What you have to do
Keep only the lines of the listing that include the word "type", and copy them.
==== Data rows
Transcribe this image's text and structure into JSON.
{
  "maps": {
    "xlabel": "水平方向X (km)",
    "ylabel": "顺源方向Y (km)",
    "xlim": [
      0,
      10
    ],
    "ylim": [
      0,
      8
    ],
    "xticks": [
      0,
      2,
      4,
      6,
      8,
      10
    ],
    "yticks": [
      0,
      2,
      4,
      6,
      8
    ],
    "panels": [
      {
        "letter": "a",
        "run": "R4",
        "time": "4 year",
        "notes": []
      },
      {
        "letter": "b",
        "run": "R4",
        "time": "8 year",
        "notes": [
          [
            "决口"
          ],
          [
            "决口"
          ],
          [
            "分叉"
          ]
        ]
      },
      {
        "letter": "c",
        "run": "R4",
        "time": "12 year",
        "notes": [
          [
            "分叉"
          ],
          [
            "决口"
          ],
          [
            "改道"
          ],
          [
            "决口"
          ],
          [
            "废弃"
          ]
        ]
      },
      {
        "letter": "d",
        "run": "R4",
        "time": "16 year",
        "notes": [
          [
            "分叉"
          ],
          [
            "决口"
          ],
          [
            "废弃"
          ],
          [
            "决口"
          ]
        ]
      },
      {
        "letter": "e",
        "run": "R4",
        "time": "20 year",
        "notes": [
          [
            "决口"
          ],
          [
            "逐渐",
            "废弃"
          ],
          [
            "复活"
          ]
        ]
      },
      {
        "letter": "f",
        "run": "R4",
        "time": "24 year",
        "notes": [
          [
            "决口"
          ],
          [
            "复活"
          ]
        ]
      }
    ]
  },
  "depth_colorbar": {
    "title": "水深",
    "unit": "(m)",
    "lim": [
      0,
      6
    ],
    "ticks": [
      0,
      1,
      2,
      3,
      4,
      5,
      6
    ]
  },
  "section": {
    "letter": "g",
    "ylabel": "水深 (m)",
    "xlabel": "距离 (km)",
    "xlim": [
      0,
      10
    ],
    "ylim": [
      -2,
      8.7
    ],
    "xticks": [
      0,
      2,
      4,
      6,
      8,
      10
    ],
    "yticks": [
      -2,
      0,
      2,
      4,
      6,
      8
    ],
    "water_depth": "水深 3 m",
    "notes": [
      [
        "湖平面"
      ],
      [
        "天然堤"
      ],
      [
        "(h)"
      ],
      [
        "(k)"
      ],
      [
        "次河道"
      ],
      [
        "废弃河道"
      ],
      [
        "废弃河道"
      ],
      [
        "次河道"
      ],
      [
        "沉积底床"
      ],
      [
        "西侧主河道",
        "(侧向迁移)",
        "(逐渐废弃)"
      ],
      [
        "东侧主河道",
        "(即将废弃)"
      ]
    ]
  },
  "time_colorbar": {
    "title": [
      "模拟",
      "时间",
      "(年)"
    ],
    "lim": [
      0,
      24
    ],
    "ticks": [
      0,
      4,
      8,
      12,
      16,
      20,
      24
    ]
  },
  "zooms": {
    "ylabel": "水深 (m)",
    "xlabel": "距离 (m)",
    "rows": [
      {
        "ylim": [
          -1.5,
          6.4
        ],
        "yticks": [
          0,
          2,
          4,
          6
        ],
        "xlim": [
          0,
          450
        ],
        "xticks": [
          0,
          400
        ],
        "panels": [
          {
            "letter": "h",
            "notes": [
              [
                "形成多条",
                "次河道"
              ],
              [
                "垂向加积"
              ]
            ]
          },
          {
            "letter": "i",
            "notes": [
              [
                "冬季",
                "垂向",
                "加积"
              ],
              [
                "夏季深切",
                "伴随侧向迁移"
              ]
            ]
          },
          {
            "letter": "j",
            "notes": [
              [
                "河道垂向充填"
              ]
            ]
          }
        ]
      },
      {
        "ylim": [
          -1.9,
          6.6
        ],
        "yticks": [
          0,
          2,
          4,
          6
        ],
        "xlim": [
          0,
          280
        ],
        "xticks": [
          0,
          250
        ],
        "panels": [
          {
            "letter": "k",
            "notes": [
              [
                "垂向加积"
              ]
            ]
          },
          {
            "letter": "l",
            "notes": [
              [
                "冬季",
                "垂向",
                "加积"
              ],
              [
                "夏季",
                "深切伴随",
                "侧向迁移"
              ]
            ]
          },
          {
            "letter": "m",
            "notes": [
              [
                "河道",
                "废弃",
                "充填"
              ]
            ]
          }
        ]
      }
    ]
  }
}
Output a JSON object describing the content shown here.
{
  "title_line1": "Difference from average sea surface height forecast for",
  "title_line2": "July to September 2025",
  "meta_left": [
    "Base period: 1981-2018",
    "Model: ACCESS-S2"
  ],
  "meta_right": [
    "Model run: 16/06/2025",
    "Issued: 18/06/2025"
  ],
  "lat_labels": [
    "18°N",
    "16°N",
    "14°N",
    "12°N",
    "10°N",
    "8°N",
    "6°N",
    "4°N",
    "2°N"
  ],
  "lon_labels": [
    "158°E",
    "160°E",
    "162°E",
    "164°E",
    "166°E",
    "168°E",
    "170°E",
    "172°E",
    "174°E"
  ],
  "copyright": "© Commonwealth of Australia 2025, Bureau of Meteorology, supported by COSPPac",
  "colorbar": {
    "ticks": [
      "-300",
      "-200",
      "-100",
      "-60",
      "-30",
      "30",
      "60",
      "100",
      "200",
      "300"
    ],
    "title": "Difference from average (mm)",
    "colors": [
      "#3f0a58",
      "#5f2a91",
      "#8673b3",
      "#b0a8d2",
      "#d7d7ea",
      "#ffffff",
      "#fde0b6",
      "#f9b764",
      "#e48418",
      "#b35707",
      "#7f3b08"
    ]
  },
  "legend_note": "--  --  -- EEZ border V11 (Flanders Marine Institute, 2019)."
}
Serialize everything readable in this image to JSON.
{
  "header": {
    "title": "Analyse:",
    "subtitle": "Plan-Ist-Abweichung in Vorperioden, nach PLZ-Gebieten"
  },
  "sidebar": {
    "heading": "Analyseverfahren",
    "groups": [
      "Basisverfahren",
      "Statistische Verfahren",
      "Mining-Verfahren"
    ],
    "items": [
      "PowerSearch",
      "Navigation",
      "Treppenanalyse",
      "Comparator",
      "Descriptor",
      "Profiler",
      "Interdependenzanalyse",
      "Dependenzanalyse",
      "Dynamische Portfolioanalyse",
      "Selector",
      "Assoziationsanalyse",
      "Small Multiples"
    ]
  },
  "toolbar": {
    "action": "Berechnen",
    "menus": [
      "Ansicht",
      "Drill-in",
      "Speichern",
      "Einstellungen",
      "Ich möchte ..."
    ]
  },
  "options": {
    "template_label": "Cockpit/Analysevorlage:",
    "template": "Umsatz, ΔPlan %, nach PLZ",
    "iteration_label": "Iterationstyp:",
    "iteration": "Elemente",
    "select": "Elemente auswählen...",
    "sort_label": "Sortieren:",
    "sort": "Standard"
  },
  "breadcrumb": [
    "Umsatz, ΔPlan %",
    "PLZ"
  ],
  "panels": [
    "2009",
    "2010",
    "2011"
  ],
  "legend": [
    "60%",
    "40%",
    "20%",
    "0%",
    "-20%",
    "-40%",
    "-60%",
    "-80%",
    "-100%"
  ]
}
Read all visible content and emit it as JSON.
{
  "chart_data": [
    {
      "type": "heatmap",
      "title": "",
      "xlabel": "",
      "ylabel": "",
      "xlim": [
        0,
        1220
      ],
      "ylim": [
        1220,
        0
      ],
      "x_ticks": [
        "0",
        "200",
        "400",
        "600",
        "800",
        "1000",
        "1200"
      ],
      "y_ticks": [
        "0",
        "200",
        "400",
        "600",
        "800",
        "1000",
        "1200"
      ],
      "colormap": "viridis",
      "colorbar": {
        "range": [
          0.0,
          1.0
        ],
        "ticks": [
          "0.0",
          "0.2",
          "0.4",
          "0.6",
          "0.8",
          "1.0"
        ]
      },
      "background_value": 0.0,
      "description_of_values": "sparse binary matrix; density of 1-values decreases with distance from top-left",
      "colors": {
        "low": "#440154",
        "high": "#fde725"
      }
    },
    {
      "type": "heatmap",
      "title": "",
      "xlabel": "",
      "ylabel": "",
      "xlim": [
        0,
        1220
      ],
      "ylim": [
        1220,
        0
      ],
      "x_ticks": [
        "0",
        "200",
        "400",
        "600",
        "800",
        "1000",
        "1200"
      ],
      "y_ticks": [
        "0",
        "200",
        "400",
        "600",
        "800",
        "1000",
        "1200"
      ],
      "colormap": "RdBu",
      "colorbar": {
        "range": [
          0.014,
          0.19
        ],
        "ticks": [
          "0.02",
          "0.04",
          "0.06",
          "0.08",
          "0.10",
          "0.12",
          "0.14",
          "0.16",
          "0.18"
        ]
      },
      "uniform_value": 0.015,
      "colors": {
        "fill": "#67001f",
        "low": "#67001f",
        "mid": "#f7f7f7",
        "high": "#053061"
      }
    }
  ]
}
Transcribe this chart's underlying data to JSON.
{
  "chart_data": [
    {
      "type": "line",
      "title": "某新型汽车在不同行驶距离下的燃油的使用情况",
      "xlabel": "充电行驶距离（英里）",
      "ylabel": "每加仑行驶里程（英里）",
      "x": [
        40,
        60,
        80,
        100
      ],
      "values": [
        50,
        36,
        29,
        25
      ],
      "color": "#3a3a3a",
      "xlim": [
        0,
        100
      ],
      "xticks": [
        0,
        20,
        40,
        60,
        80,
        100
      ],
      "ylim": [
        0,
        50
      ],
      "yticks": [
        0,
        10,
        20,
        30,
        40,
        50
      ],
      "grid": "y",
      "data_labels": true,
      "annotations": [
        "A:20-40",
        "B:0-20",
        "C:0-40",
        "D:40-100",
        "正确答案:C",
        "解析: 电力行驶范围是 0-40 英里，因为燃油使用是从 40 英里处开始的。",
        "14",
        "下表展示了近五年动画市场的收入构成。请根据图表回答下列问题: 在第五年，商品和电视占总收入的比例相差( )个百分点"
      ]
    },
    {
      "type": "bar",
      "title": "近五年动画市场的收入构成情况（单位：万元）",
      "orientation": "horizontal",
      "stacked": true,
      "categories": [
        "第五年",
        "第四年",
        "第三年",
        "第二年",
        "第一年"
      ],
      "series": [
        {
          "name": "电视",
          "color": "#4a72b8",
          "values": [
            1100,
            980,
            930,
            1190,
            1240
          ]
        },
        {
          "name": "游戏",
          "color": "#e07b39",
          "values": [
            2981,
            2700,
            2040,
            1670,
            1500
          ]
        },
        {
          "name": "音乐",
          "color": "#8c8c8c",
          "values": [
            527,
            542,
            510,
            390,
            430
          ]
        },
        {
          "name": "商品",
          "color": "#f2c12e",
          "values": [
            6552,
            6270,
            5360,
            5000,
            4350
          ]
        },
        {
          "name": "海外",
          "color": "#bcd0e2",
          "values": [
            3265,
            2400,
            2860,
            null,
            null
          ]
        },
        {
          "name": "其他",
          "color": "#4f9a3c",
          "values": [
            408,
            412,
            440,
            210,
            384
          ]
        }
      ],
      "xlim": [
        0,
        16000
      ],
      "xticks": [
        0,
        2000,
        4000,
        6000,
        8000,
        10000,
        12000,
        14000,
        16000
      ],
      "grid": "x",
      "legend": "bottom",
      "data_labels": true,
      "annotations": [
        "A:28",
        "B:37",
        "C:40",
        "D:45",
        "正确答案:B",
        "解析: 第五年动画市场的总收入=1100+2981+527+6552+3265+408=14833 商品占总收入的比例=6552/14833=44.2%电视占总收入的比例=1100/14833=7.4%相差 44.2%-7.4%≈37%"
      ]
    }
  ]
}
========
Solution to this problem
      "type": "heatmap",
      "type": "heatmap",
      "type": "line",
      "type": "bar",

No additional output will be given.